§ WRITTEN EXERCISE
Output the material below in full, exactly as it is.

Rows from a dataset
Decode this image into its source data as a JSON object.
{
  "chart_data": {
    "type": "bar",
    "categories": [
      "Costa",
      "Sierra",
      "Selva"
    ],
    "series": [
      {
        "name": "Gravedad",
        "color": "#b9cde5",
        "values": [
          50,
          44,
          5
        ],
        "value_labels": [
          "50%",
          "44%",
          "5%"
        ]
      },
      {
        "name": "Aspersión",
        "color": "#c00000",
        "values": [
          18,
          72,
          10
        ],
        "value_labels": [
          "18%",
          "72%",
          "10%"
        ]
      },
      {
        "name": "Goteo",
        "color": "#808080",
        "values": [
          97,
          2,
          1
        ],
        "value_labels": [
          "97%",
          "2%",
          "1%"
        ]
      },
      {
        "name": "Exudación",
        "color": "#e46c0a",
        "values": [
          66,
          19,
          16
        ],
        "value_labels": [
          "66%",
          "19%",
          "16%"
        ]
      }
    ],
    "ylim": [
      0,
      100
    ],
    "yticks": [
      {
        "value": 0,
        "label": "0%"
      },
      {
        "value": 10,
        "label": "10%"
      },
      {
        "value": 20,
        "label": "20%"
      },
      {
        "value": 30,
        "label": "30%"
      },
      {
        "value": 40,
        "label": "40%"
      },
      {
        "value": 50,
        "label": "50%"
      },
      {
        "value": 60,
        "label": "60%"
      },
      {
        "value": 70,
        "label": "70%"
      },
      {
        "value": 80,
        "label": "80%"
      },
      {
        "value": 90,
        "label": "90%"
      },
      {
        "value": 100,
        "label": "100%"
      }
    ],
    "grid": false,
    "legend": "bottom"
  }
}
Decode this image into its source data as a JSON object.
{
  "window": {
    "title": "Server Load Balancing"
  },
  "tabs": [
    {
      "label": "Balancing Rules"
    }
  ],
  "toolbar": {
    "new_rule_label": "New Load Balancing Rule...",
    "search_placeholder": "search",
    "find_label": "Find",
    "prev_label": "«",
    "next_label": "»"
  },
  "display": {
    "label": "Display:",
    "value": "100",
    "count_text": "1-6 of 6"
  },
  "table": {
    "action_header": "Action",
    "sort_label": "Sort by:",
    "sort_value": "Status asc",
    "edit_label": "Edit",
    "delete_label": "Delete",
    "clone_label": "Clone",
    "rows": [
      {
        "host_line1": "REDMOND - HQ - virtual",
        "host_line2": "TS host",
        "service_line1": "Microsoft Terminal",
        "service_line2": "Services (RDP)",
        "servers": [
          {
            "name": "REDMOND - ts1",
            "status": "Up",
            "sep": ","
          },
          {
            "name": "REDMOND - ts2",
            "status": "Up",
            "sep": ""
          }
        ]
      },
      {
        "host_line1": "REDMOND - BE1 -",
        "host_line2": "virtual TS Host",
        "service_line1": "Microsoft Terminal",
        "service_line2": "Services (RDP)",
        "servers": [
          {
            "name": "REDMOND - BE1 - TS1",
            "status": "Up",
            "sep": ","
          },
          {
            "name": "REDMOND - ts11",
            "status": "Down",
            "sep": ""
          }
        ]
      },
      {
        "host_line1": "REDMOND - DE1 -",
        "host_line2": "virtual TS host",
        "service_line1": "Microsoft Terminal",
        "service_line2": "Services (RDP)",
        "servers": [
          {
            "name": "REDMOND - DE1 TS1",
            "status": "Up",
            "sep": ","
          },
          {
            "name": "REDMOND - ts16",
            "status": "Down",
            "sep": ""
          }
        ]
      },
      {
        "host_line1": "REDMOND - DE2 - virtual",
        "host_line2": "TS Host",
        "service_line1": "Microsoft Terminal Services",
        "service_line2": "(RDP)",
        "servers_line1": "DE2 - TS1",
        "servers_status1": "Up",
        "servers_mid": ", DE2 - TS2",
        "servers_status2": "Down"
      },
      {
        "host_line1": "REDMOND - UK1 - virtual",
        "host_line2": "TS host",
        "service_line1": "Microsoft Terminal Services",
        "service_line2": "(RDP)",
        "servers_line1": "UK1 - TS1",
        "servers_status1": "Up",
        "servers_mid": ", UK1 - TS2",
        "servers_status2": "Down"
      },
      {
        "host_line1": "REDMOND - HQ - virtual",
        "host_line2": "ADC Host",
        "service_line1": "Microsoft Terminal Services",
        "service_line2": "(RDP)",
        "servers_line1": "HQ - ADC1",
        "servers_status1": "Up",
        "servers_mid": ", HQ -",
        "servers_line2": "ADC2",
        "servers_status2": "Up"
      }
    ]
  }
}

§ OUTPUT BELOW
Decode this image into its source data as a JSON object.
{
  "chart_data": {
    "type": "bar",
    "categories": [
      "Costa",
      "Sierra",
      "Selva"
    ],
    "series": [
      {
        "name": "Gravedad",
        "color": "#b9cde5",
        "values": [
          50,
          44,
          5
        ],
        "value_labels": [
          "50%",
          "44%",
          "5%"
        ]
      },
      {
        "name": "Aspersión",
        "color": "#c00000",
        "values": [
          18,
          72,
          10
        ],
        "value_labels": [
          "18%",
          "72%",
          "10%"
        ]
      },
      {
        "name": "Goteo",
        "color": "#808080",
        "values": [
          97,
          2,
          1
        ],
        "value_labels": [
          "97%",
          "2%",
          "1%"
        ]
      },
      {
        "name": "Exudación",
        "color": "#e46c0a",
        "values": [
          66,
          19,
          16
        ],
        "value_labels": [
          "66%",
          "19%",
          "16%"
        ]
      }
    ],
    "ylim": [
      0,
      100
    ],
    "yticks": [
      {
        "value": 0,
        "label": "0%"
      },
      {
        "value": 10,
        "label": "10%"
      },
      {
        "value": 20,
        "label": "20%"
      },
      {
        "value": 30,
        "label": "30%"
      },
      {
        "value": 40,
        "label": "40%"
      },
      {
        "value": 50,
        "label": "50%"
      },
      {
        "value": 60,
        "label": "60%"
      },
      {
        "value": 70,
        "label": "70%"
      },
      {
        "value": 80,
        "label": "80%"
      },
      {
        "value": 90,
        "label": "90%"
      },
      {
        "value": 100,
        "label": "100%"
      }
    ],
    "grid": false,
    "legend": "bottom"
  }
}
Decode this image into its source data as a JSON object.
{
  "window": {
    "title": "Server Load Balancing"
  },
  "tabs": [
    {
      "label": "Balancing Rules"
    }
  ],
  "toolbar": {
    "new_rule_label": "New Load Balancing Rule...",
    "search_placeholder": "search",
    "find_label": "Find",
    "prev_label": "«",
    "next_label": "»"
  },
  "display": {
    "label": "Display:",
    "value": "100",
    "count_text": "1-6 of 6"
  },
  "table": {
    "action_header": "Action",
    "sort_label": "Sort by:",
    "sort_value": "Status asc",
    "edit_label": "Edit",
    "delete_label": "Delete",
    "clone_label": "Clone",
    "rows": [
      {
        "host_line1": "REDMOND - HQ - virtual",
        "host_line2": "TS host",
        "service_line1": "Microsoft Terminal",
        "service_line2": "Services (RDP)",
        "servers": [
          {
            "name": "REDMOND - ts1",
            "status": "Up",
            "sep": ","
          },
          {
            "name": "REDMOND - ts2",
            "status": "Up",
            "sep": ""
          }
        ]
      },
      {
        "host_line1": "REDMOND - BE1 -",
        "host_line2": "virtual TS Host",
        "service_line1": "Microsoft Terminal",
        "service_line2": "Services (RDP)",
        "servers": [
          {
            "name": "REDMOND - BE1 - TS1",
            "status": "Up",
            "sep": ","
          },
          {
            "name": "REDMOND - ts11",
            "status": "Down",
            "sep": ""
          }
        ]
      },
      {
        "host_line1": "REDMOND - DE1 -",
        "host_line2": "virtual TS host",
        "service_line1": "Microsoft Terminal",
        "service_line2": "Services (RDP)",
        "servers": [
          {
            "name": "REDMOND - DE1 TS1",
            "status": "Up",
            "sep": ","
          },
          {
            "name": "REDMOND - ts16",
            "status": "Down",
            "sep": ""
          }
        ]
      },
      {
        "host_line1": "REDMOND - DE2 - virtual",
        "host_line2": "TS Host",
        "service_line1": "Microsoft Terminal Services",
        "service_line2": "(RDP)",
        "servers_line1": "DE2 - TS1",
        "servers_status1": "Up",
        "servers_mid": ", DE2 - TS2",
        "servers_status2": "Down"
      },
      {
        "host_line1": "REDMOND - UK1 - virtual",
        "host_line2": "TS host",
        "service_line1": "Microsoft Terminal Services",
        "service_line2": "(RDP)",
        "servers_line1": "UK1 - TS1",
        "servers_status1": "Up",
        "servers_mid": ", UK1 - TS2",
        "servers_status2": "Down"
      },
      {
        "host_line1": "REDMOND - HQ - virtual",
        "host_line2": "ADC Host",
        "service_line1": "Microsoft Terminal Services",
        "service_line2": "(RDP)",
        "servers_line1": "HQ - ADC1",
        "servers_status1": "Up",
        "servers_mid": ", HQ -",
        "servers_line2": "ADC2",
        "servers_status2": "Up"
      }
    ]
  }
}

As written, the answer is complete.